Element boundary records:
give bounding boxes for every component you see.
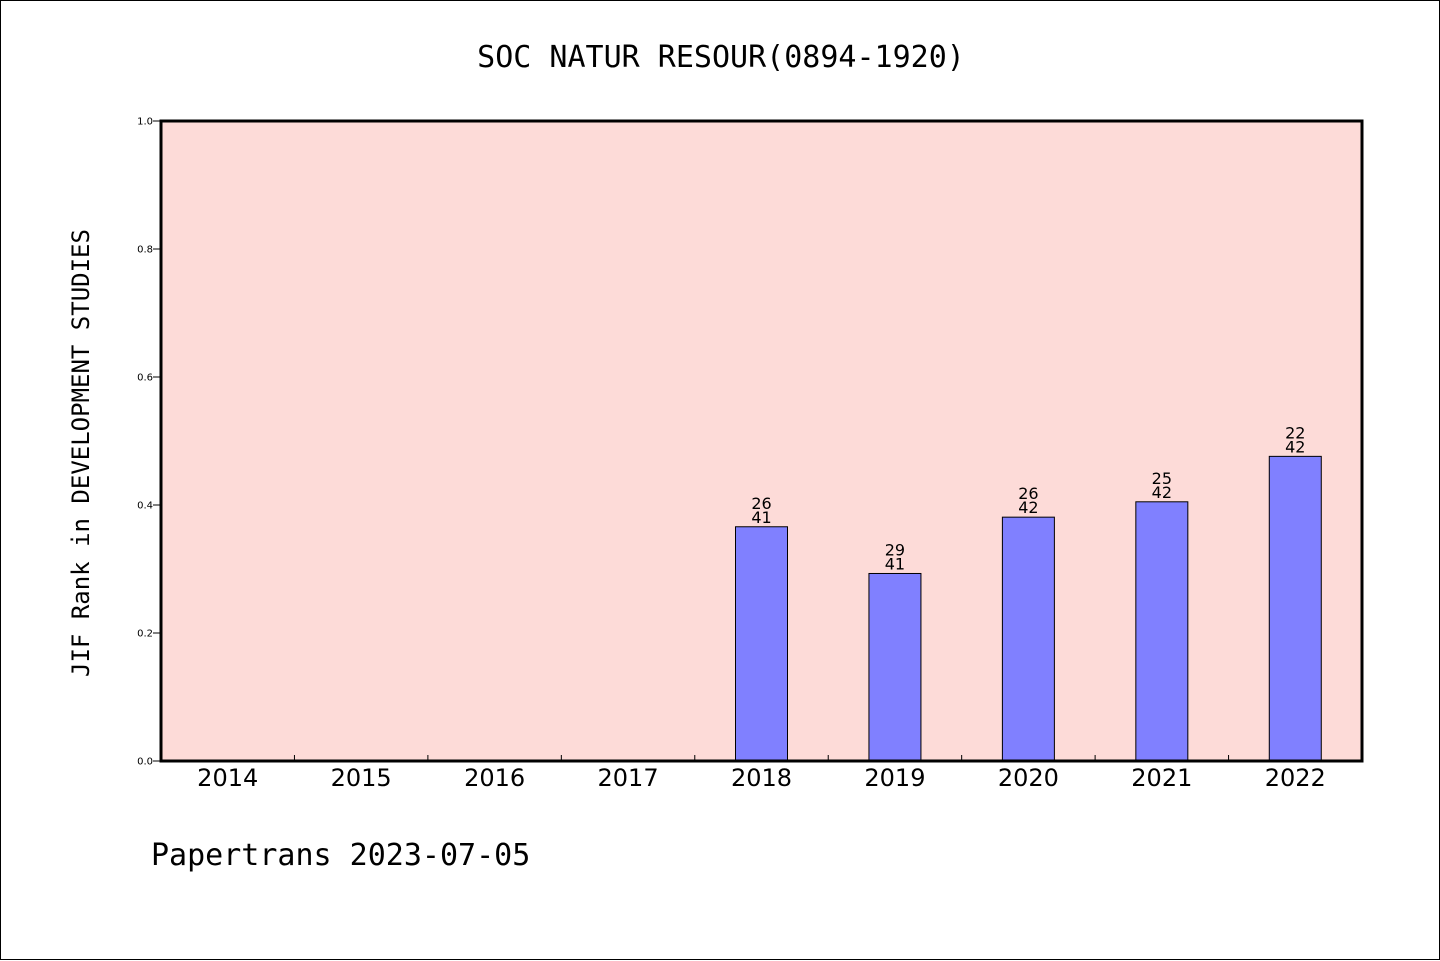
data-label-total: 41 xyxy=(885,554,905,573)
x-tick-label: 2017 xyxy=(598,764,659,792)
x-tick-label: 2018 xyxy=(731,764,792,792)
x-tick-label: 2019 xyxy=(864,764,925,792)
plot-border xyxy=(159,119,1364,763)
y-tick-label: 0.8 xyxy=(137,245,153,256)
x-tick-label: 2016 xyxy=(464,764,525,792)
data-label-total: 42 xyxy=(1018,498,1038,517)
bar-2018 xyxy=(735,526,788,762)
x-tick-label: 2014 xyxy=(197,764,258,792)
y-tick-label: 0.6 xyxy=(137,373,153,384)
data-label-rank: 26 xyxy=(1018,484,1038,503)
bar-2022 xyxy=(1268,455,1322,762)
x-axis: 2014 2015 2016 2017 2018 2019 2020 2021 2022 xyxy=(197,755,1326,792)
y-tick-label: 0.2 xyxy=(137,629,153,640)
bar-2020 xyxy=(1001,516,1055,762)
bar-2019 xyxy=(868,572,922,762)
x-tick-label: 2022 xyxy=(1265,764,1326,792)
data-label-total: 41 xyxy=(751,508,771,527)
bar-2021 xyxy=(1135,501,1189,762)
data-label-total: 42 xyxy=(1152,483,1172,502)
y-tick-label: 1.0 xyxy=(137,117,153,128)
bars-layer xyxy=(735,455,1322,762)
y-axis-label: JIF Rank in DEVELOPMENT STUDIES xyxy=(67,229,95,677)
x-tick-label: 2020 xyxy=(998,764,1059,792)
data-label-rank: 22 xyxy=(1285,423,1305,442)
data-label-rank: 25 xyxy=(1152,469,1172,488)
data-label-rank: 26 xyxy=(751,494,771,513)
x-tick-label: 2021 xyxy=(1131,764,1192,792)
y-tick-label: 0.4 xyxy=(137,501,153,512)
data-label-total: 42 xyxy=(1285,437,1305,456)
chart-title: SOC NATUR RESOUR(0894-1920) xyxy=(477,40,965,75)
x-tick-label: 2015 xyxy=(331,764,392,792)
data-label-rank: 29 xyxy=(885,540,905,559)
y-axis: 0.0 0.2 0.4 0.6 0.8 1.0 xyxy=(137,117,161,768)
y-tick-label: 0.0 xyxy=(137,757,153,768)
footer-credit: Papertrans 2023-07-05 xyxy=(151,838,530,873)
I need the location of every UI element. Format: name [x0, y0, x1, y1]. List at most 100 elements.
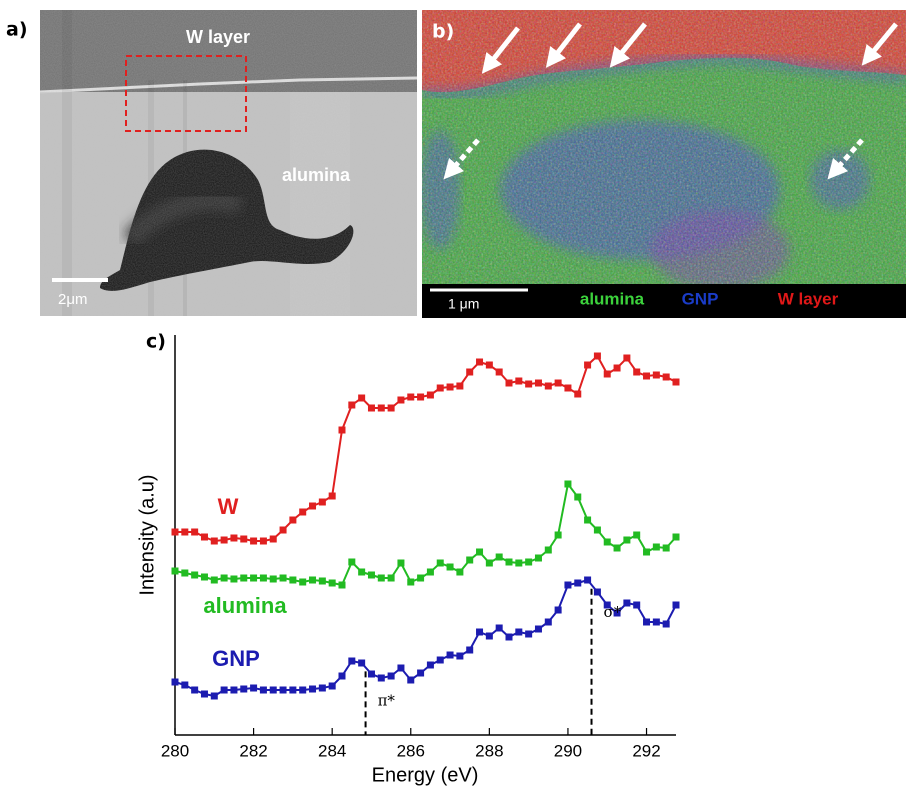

> YOUR OBJECTIVE: Present the rows from the line with "data-label-total: 41 xyxy=(885,554,905,573)" to the line with "y-tick-label: 0.8 xyxy=(137,245,153,256)" as a numbered list, omitting any blank lines.

> PROBLEM SOLUTION:
1. data-label-total: 41 xyxy=(885,554,905,573)
2. x-tick-label: 2017 xyxy=(598,764,659,792)
3. x-tick-label: 2018 xyxy=(731,764,792,792)
4. x-tick-label: 2019 xyxy=(864,764,925,792)
5. plot-border xyxy=(159,119,1364,763)
6. y-tick-label: 0.8 xyxy=(137,245,153,256)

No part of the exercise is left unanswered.